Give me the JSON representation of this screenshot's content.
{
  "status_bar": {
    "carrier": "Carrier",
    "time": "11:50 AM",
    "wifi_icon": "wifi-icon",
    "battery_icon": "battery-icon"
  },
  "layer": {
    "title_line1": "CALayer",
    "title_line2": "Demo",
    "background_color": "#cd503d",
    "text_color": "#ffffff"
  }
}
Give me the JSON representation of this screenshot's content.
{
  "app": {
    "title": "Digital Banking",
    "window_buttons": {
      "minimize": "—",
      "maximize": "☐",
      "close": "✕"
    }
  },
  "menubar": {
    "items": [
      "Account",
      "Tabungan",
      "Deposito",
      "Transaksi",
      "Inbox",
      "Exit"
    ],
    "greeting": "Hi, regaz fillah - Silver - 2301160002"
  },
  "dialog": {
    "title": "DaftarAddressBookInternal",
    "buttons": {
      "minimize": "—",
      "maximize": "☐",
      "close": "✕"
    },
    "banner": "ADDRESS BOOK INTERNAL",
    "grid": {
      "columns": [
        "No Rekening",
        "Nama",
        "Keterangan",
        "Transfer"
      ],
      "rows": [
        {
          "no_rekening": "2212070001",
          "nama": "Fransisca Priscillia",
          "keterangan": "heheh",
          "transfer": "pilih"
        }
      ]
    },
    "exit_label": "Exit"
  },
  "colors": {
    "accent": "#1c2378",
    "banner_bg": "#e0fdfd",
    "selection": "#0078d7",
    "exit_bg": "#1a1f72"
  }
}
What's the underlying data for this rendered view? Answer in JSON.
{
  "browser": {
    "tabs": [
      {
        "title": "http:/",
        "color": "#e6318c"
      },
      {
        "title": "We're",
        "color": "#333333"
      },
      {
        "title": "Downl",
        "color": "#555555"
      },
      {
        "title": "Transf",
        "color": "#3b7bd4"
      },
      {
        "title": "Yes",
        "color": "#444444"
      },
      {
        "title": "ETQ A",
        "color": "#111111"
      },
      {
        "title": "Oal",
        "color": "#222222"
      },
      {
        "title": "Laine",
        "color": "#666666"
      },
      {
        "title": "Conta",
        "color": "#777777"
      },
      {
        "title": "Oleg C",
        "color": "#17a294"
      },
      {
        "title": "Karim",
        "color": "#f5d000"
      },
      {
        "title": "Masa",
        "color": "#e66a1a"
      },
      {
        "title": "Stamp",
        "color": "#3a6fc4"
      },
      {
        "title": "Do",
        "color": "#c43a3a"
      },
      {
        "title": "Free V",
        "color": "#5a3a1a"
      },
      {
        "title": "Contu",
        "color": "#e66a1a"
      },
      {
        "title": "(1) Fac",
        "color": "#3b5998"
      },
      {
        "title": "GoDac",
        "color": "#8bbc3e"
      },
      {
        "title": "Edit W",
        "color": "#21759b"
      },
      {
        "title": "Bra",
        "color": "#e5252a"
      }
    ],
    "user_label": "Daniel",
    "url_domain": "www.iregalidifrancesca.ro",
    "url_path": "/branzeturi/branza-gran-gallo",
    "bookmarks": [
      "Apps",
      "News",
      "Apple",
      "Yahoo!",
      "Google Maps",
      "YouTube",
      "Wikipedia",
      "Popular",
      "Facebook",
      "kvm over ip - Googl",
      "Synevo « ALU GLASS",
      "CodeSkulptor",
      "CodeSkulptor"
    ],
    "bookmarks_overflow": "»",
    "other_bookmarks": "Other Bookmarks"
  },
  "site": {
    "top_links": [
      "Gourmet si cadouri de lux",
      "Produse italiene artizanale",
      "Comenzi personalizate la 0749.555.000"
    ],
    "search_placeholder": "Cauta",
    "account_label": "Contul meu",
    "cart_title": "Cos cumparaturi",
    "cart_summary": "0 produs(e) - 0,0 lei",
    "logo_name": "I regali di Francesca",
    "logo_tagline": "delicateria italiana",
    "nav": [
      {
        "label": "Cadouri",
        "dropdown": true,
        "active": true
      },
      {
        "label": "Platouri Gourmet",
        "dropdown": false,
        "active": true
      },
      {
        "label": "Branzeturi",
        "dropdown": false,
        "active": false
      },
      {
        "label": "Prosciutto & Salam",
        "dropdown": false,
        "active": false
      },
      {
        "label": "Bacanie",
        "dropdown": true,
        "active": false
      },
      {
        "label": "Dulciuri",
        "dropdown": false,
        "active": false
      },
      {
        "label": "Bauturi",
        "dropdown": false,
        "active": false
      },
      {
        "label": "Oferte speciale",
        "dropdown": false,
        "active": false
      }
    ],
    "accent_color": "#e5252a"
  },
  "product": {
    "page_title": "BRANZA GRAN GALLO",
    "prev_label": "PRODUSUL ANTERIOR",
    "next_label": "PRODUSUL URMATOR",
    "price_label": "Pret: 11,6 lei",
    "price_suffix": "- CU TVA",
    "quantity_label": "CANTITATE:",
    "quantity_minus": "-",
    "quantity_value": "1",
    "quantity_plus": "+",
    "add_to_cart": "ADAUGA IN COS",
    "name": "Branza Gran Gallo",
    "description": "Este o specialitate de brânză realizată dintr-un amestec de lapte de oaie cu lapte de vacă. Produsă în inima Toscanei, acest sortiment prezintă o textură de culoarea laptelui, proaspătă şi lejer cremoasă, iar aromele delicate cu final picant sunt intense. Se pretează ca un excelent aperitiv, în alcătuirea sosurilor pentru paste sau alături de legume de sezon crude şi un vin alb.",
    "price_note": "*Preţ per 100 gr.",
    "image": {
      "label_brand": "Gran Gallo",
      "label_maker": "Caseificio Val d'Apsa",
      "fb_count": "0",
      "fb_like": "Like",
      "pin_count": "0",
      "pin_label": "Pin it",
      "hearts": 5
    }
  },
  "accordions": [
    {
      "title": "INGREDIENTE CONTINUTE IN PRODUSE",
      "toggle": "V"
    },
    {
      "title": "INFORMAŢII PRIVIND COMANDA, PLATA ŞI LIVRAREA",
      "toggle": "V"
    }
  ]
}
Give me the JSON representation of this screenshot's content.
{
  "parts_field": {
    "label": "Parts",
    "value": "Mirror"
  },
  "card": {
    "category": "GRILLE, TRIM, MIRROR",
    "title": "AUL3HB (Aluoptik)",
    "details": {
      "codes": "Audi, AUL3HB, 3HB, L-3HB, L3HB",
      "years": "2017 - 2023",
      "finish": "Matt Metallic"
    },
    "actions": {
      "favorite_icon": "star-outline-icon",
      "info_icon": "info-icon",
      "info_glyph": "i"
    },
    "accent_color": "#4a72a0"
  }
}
..........
Copy every record exactly, with nothing added or dropped.

Give me the JSON representation of this screenshot's content.
{
  "status_bar": {
    "carrier": "Carrier",
    "time": "11:50 AM",
    "wifi_icon": "wifi-icon",
    "battery_icon": "battery-icon"
  },
  "layer": {
    "title_line1": "CALayer",
    "title_line2": "Demo",
    "background_color": "#cd503d",
    "text_color": "#ffffff"
  }
}
Give me the JSON representation of this screenshot's content.
{
  "app": {
    "title": "Digital Banking",
    "window_buttons": {
      "minimize": "—",
      "maximize": "☐",
      "close": "✕"
    }
  },
  "menubar": {
    "items": [
      "Account",
      "Tabungan",
      "Deposito",
      "Transaksi",
      "Inbox",
      "Exit"
    ],
    "greeting": "Hi, regaz fillah - Silver - 2301160002"
  },
  "dialog": {
    "title": "DaftarAddressBookInternal",
    "buttons": {
      "minimize": "—",
      "maximize": "☐",
      "close": "✕"
    },
    "banner": "ADDRESS BOOK INTERNAL",
    "grid": {
      "columns": [
        "No Rekening",
        "Nama",
        "Keterangan",
        "Transfer"
      ],
      "rows": [
        {
          "no_rekening": "2212070001",
          "nama": "Fransisca Priscillia",
          "keterangan": "heheh",
          "transfer": "pilih"
        }
      ]
    },
    "exit_label": "Exit"
  },
  "colors": {
    "accent": "#1c2378",
    "banner_bg": "#e0fdfd",
    "selection": "#0078d7",
    "exit_bg": "#1a1f72"
  }
}
What's the underlying data for this rendered view? Answer in JSON.
{
  "browser": {
    "tabs": [
      {
        "title": "http:/",
        "color": "#e6318c"
      },
      {
        "title": "We're",
        "color": "#333333"
      },
      {
        "title": "Downl",
        "color": "#555555"
      },
      {
        "title": "Transf",
        "color": "#3b7bd4"
      },
      {
        "title": "Yes",
        "color": "#444444"
      },
      {
        "title": "ETQ A",
        "color": "#111111"
      },
      {
        "title": "Oal",
        "color": "#222222"
      },
      {
        "title": "Laine",
        "color": "#666666"
      },
      {
        "title": "Conta",
        "color": "#777777"
      },
      {
        "title": "Oleg C",
        "color": "#17a294"
      },
      {
        "title": "Karim",
        "color": "#f5d000"
      },
      {
        "title": "Masa",
        "color": "#e66a1a"
      },
      {
        "title": "Stamp",
        "color": "#3a6fc4"
      },
      {
        "title": "Do",
        "color": "#c43a3a"
      },
      {
        "title": "Free V",
        "color": "#5a3a1a"
      },
      {
        "title": "Contu",
        "color": "#e66a1a"
      },
      {
        "title": "(1) Fac",
        "color": "#3b5998"
      },
      {
        "title": "GoDac",
        "color": "#8bbc3e"
      },
      {
        "title": "Edit W",
        "color": "#21759b"
      },
      {
        "title": "Bra",
        "color": "#e5252a"
      }
    ],
    "user_label": "Daniel",
    "url_domain": "www.iregalidifrancesca.ro",
    "url_path": "/branzeturi/branza-gran-gallo",
    "bookmarks": [
      "Apps",
      "News",
      "Apple",
      "Yahoo!",
      "Google Maps",
      "YouTube",
      "Wikipedia",
      "Popular",
      "Facebook",
      "kvm over ip - Googl",
      "Synevo « ALU GLASS",
      "CodeSkulptor",
      "CodeSkulptor"
    ],
    "bookmarks_overflow": "»",
    "other_bookmarks": "Other Bookmarks"
  },
  "site": {
    "top_links": [
      "Gourmet si cadouri de lux",
      "Produse italiene artizanale",
      "Comenzi personalizate la 0749.555.000"
    ],
    "search_placeholder": "Cauta",
    "account_label": "Contul meu",
    "cart_title": "Cos cumparaturi",
    "cart_summary": "0 produs(e) - 0,0 lei",
    "logo_name": "I regali di Francesca",
    "logo_tagline": "delicateria italiana",
    "nav": [
      {
        "label": "Cadouri",
        "dropdown": true,
        "active": true
      },
      {
        "label": "Platouri Gourmet",
        "dropdown": false,
        "active": true
      },
      {
        "label": "Branzeturi",
        "dropdown": false,
        "active": false
      },
      {
        "label": "Prosciutto & Salam",
        "dropdown": false,
        "active": false
      },
      {
        "label": "Bacanie",
        "dropdown": true,
        "active": false
      },
      {
        "label": "Dulciuri",
        "dropdown": false,
        "active": false
      },
      {
        "label": "Bauturi",
        "dropdown": false,
        "active": false
      },
      {
        "label": "Oferte speciale",
        "dropdown": false,
        "active": false
      }
    ],
    "accent_color": "#e5252a"
  },
  "product": {
    "page_title": "BRANZA GRAN GALLO",
    "prev_label": "PRODUSUL ANTERIOR",
    "next_label": "PRODUSUL URMATOR",
    "price_label": "Pret: 11,6 lei",
    "price_suffix": "- CU TVA",
    "quantity_label": "CANTITATE:",
    "quantity_minus": "-",
    "quantity_value": "1",
    "quantity_plus": "+",
    "add_to_cart": "ADAUGA IN COS",
    "name": "Branza Gran Gallo",
    "description": "Este o specialitate de brânză realizată dintr-un amestec de lapte de oaie cu lapte de vacă. Produsă în inima Toscanei, acest sortiment prezintă o textură de culoarea laptelui, proaspătă şi lejer cremoasă, iar aromele delicate cu final picant sunt intense. Se pretează ca un excelent aperitiv, în alcătuirea sosurilor pentru paste sau alături de legume de sezon crude şi un vin alb.",
    "price_note": "*Preţ per 100 gr.",
    "image": {
      "label_brand": "Gran Gallo",
      "label_maker": "Caseificio Val d'Apsa",
      "fb_count": "0",
      "fb_like": "Like",
      "pin_count": "0",
      "pin_label": "Pin it",
      "hearts": 5
    }
  },
  "accordions": [
    {
      "title": "INGREDIENTE CONTINUTE IN PRODUSE",
      "toggle": "V"
    },
    {
      "title": "INFORMAŢII PRIVIND COMANDA, PLATA ŞI LIVRAREA",
      "toggle": "V"
    }
  ]
}
Give me the JSON representation of this screenshot's content.
{
  "parts_field": {
    "label": "Parts",
    "value": "Mirror"
  },
  "card": {
    "category": "GRILLE, TRIM, MIRROR",
    "title": "AUL3HB (Aluoptik)",
    "details": {
      "codes": "Audi, AUL3HB, 3HB, L-3HB, L3HB",
      "years": "2017 - 2023",
      "finish": "Matt Metallic"
    },
    "actions": {
      "favorite_icon": "star-outline-icon",
      "info_icon": "info-icon",
      "info_glyph": "i"
    },
    "accent_color": "#4a72a0"
  }
}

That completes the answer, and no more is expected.